• [Data records]
################

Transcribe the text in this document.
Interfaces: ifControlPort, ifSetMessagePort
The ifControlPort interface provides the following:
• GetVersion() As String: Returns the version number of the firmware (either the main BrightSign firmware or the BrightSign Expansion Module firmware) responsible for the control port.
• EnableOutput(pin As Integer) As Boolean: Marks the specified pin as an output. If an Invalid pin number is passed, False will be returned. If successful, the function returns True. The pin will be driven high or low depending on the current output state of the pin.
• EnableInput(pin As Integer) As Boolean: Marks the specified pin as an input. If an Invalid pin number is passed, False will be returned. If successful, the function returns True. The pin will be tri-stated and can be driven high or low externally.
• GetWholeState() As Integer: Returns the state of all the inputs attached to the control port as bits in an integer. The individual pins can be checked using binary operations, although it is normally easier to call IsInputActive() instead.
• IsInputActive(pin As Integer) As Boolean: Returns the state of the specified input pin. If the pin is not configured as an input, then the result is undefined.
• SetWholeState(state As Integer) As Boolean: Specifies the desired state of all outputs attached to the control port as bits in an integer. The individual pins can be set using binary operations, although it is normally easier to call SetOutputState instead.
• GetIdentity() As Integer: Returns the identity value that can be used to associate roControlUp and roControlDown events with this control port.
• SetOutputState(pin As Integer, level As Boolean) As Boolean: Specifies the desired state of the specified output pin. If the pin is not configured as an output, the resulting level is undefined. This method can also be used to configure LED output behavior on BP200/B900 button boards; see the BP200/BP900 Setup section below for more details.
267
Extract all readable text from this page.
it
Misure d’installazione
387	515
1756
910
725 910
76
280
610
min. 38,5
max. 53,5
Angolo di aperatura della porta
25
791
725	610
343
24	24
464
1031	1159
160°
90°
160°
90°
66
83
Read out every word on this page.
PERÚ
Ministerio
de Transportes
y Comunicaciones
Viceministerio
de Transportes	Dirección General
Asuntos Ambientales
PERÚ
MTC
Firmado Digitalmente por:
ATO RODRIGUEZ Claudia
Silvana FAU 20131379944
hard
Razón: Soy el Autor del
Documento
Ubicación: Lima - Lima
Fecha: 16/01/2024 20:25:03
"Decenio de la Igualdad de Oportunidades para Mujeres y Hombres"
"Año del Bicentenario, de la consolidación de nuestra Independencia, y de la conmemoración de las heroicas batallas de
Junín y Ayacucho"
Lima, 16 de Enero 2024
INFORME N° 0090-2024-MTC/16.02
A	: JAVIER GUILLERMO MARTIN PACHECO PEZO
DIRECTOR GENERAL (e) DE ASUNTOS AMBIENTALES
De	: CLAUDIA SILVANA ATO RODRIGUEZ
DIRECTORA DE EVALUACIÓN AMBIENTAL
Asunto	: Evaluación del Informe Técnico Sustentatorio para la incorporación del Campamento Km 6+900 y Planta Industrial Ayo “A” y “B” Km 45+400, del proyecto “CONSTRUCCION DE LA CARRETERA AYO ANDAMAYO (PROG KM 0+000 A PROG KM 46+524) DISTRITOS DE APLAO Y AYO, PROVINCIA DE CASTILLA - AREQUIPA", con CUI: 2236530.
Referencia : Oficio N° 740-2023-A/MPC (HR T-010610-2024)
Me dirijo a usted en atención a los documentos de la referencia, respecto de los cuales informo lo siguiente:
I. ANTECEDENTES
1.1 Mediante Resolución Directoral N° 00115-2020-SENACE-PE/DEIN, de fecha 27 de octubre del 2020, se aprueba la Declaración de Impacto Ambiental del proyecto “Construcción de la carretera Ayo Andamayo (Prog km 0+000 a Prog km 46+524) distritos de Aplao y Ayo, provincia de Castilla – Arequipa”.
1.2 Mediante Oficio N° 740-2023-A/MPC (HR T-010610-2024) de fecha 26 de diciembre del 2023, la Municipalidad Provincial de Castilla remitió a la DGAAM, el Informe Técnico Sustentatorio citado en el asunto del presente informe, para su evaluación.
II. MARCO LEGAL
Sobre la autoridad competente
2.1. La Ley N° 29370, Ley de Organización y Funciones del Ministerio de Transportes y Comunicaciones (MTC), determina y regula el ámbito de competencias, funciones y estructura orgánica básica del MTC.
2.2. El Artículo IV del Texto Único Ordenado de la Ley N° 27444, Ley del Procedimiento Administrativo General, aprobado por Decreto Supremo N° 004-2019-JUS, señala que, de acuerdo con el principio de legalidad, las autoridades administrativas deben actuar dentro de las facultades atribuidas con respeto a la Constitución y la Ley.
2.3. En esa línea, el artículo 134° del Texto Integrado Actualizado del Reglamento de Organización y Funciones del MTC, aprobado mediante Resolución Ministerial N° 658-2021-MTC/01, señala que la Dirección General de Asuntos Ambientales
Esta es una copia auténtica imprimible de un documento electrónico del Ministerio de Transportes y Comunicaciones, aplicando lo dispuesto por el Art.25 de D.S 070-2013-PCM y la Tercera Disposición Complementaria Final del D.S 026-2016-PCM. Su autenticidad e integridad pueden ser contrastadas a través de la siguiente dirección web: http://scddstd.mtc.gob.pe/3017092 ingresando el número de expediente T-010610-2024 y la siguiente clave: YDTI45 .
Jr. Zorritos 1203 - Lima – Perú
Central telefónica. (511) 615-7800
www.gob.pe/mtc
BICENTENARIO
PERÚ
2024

################

• [DIRECTIVE] Report how many lines of the preceding records include "configured". Output the number only.

• [EXPECTED ANSWER] 2